Please copy all the lines that follow, word for word.

____________________

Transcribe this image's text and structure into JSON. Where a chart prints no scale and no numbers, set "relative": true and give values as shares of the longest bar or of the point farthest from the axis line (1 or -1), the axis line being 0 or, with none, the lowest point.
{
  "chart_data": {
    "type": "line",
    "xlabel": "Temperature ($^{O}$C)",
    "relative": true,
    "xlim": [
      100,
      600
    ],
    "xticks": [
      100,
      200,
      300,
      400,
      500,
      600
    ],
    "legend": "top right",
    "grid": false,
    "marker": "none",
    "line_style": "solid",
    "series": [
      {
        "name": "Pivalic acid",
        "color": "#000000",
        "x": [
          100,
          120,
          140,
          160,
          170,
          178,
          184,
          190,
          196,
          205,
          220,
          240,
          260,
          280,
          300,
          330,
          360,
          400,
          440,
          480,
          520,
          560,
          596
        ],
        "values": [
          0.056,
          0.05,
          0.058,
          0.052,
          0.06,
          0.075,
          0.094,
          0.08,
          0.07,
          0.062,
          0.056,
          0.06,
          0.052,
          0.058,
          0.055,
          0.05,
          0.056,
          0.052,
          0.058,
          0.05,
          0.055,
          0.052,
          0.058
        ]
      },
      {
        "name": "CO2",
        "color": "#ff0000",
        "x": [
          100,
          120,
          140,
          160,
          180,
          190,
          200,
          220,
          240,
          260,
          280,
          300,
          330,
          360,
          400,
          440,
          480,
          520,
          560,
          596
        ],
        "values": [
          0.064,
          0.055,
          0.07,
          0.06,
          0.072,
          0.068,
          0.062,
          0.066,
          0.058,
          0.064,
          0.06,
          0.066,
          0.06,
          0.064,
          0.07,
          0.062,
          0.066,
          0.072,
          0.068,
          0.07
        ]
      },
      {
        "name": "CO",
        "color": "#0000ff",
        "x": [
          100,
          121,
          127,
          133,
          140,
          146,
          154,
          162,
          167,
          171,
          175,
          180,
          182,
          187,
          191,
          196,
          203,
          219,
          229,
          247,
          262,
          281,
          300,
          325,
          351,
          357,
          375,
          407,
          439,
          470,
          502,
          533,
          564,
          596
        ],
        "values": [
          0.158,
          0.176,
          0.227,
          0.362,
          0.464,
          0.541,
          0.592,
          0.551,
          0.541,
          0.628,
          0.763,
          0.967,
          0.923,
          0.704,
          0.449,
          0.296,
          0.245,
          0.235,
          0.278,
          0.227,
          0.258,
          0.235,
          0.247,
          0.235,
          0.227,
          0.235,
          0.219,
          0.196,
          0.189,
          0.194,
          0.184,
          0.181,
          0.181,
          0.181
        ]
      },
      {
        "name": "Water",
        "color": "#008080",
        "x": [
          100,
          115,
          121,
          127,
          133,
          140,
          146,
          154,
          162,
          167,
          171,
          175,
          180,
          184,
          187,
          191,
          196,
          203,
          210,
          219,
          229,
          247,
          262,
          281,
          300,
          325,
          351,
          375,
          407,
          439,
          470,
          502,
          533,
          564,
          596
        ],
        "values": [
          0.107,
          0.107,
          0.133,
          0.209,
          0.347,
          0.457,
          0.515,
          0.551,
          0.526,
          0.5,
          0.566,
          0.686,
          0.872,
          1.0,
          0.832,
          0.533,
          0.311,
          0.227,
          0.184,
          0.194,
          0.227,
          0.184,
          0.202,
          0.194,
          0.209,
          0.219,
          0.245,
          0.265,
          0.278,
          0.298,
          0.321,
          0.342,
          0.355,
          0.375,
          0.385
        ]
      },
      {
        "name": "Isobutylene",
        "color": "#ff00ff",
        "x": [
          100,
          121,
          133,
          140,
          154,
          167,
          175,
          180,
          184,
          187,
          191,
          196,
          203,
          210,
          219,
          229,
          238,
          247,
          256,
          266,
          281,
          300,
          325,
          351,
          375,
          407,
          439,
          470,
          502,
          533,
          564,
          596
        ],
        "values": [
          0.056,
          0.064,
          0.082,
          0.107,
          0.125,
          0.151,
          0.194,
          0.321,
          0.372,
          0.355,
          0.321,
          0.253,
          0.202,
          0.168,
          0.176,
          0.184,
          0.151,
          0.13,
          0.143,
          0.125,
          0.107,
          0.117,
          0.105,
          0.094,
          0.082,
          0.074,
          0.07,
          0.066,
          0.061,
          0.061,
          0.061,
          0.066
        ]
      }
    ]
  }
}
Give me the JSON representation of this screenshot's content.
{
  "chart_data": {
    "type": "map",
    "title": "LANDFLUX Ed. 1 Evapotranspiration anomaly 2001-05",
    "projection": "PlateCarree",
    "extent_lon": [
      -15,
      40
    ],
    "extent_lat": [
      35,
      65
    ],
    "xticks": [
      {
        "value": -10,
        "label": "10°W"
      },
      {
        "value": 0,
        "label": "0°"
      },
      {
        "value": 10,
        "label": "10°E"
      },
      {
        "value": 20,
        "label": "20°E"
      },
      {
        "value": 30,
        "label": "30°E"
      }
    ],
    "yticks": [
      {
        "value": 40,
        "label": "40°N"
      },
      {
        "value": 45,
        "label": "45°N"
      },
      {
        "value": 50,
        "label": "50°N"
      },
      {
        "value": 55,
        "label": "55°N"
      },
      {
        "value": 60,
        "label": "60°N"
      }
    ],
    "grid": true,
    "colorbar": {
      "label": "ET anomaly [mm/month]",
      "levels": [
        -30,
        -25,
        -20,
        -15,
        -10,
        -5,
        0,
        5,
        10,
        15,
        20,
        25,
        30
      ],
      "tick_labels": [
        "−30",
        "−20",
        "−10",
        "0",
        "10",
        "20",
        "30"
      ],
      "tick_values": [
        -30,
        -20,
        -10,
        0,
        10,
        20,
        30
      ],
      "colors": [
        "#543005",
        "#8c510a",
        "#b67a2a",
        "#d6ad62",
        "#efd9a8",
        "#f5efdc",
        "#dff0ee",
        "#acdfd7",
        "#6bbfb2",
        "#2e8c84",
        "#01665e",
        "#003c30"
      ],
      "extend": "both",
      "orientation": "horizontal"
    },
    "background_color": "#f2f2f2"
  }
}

____________________

Exercise answer |
Transcribe this image's text and structure into JSON. Where a chart prints no scale and no numbers, set "relative": true and give values as shares of the longest bar or of the point farthest from the axis line (1 or -1), the axis line being 0 or, with none, the lowest point.
{
  "chart_data": {
    "type": "line",
    "xlabel": "Temperature ($^{O}$C)",
    "relative": true,
    "xlim": [
      100,
      600
    ],
    "xticks": [
      100,
      200,
      300,
      400,
      500,
      600
    ],
    "legend": "top right",
    "grid": false,
    "marker": "none",
    "line_style": "solid",
    "series": [
      {
        "name": "Pivalic acid",
        "color": "#000000",
        "x": [
          100,
          120,
          140,
          160,
          170,
          178,
          184,
          190,
          196,
          205,
          220,
          240,
          260,
          280,
          300,
          330,
          360,
          400,
          440,
          480,
          520,
          560,
          596
        ],
        "values": [
          0.056,
          0.05,
          0.058,
          0.052,
          0.06,
          0.075,
          0.094,
          0.08,
          0.07,
          0.062,
          0.056,
          0.06,
          0.052,
          0.058,
          0.055,
          0.05,
          0.056,
          0.052,
          0.058,
          0.05,
          0.055,
          0.052,
          0.058
        ]
      },
      {
        "name": "CO2",
        "color": "#ff0000",
        "x": [
          100,
          120,
          140,
          160,
          180,
          190,
          200,
          220,
          240,
          260,
          280,
          300,
          330,
          360,
          400,
          440,
          480,
          520,
          560,
          596
        ],
        "values": [
          0.064,
          0.055,
          0.07,
          0.06,
          0.072,
          0.068,
          0.062,
          0.066,
          0.058,
          0.064,
          0.06,
          0.066,
          0.06,
          0.064,
          0.07,
          0.062,
          0.066,
          0.072,
          0.068,
          0.07
        ]
      },
      {
        "name": "CO",
        "color": "#0000ff",
        "x": [
          100,
          121,
          127,
          133,
          140,
          146,
          154,
          162,
          167,
          171,
          175,
          180,
          182,
          187,
          191,
          196,
          203,
          219,
          229,
          247,
          262,
          281,
          300,
          325,
          351,
          357,
          375,
          407,
          439,
          470,
          502,
          533,
          564,
          596
        ],
        "values": [
          0.158,
          0.176,
          0.227,
          0.362,
          0.464,
          0.541,
          0.592,
          0.551,
          0.541,
          0.628,
          0.763,
          0.967,
          0.923,
          0.704,
          0.449,
          0.296,
          0.245,
          0.235,
          0.278,
          0.227,
          0.258,
          0.235,
          0.247,
          0.235,
          0.227,
          0.235,
          0.219,
          0.196,
          0.189,
          0.194,
          0.184,
          0.181,
          0.181,
          0.181
        ]
      },
      {
        "name": "Water",
        "color": "#008080",
        "x": [
          100,
          115,
          121,
          127,
          133,
          140,
          146,
          154,
          162,
          167,
          171,
          175,
          180,
          184,
          187,
          191,
          196,
          203,
          210,
          219,
          229,
          247,
          262,
          281,
          300,
          325,
          351,
          375,
          407,
          439,
          470,
          502,
          533,
          564,
          596
        ],
        "values": [
          0.107,
          0.107,
          0.133,
          0.209,
          0.347,
          0.457,
          0.515,
          0.551,
          0.526,
          0.5,
          0.566,
          0.686,
          0.872,
          1.0,
          0.832,
          0.533,
          0.311,
          0.227,
          0.184,
          0.194,
          0.227,
          0.184,
          0.202,
          0.194,
          0.209,
          0.219,
          0.245,
          0.265,
          0.278,
          0.298,
          0.321,
          0.342,
          0.355,
          0.375,
          0.385
        ]
      },
      {
        "name": "Isobutylene",
        "color": "#ff00ff",
        "x": [
          100,
          121,
          133,
          140,
          154,
          167,
          175,
          180,
          184,
          187,
          191,
          196,
          203,
          210,
          219,
          229,
          238,
          247,
          256,
          266,
          281,
          300,
          325,
          351,
          375,
          407,
          439,
          470,
          502,
          533,
          564,
          596
        ],
        "values": [
          0.056,
          0.064,
          0.082,
          0.107,
          0.125,
          0.151,
          0.194,
          0.321,
          0.372,
          0.355,
          0.321,
          0.253,
          0.202,
          0.168,
          0.176,
          0.184,
          0.151,
          0.13,
          0.143,
          0.125,
          0.107,
          0.117,
          0.105,
          0.094,
          0.082,
          0.074,
          0.07,
          0.066,
          0.061,
          0.061,
          0.061,
          0.066
        ]
      }
    ]
  }
}
Give me the JSON representation of this screenshot's content.
{
  "chart_data": {
    "type": "map",
    "title": "LANDFLUX Ed. 1 Evapotranspiration anomaly 2001-05",
    "projection": "PlateCarree",
    "extent_lon": [
      -15,
      40
    ],
    "extent_lat": [
      35,
      65
    ],
    "xticks": [
      {
        "value": -10,
        "label": "10°W"
      },
      {
        "value": 0,
        "label": "0°"
      },
      {
        "value": 10,
        "label": "10°E"
      },
      {
        "value": 20,
        "label": "20°E"
      },
      {
        "value": 30,
        "label": "30°E"
      }
    ],
    "yticks": [
      {
        "value": 40,
        "label": "40°N"
      },
      {
        "value": 45,
        "label": "45°N"
      },
      {
        "value": 50,
        "label": "50°N"
      },
      {
        "value": 55,
        "label": "55°N"
      },
      {
        "value": 60,
        "label": "60°N"
      }
    ],
    "grid": true,
    "colorbar": {
      "label": "ET anomaly [mm/month]",
      "levels": [
        -30,
        -25,
        -20,
        -15,
        -10,
        -5,
        0,
        5,
        10,
        15,
        20,
        25,
        30
      ],
      "tick_labels": [
        "−30",
        "−20",
        "−10",
        "0",
        "10",
        "20",
        "30"
      ],
      "tick_values": [
        -30,
        -20,
        -10,
        0,
        10,
        20,
        30
      ],
      "colors": [
        "#543005",
        "#8c510a",
        "#b67a2a",
        "#d6ad62",
        "#efd9a8",
        "#f5efdc",
        "#dff0ee",
        "#acdfd7",
        "#6bbfb2",
        "#2e8c84",
        "#01665e",
        "#003c30"
      ],
      "extend": "both",
      "orientation": "horizontal"
    },
    "background_color": "#f2f2f2"
  }
}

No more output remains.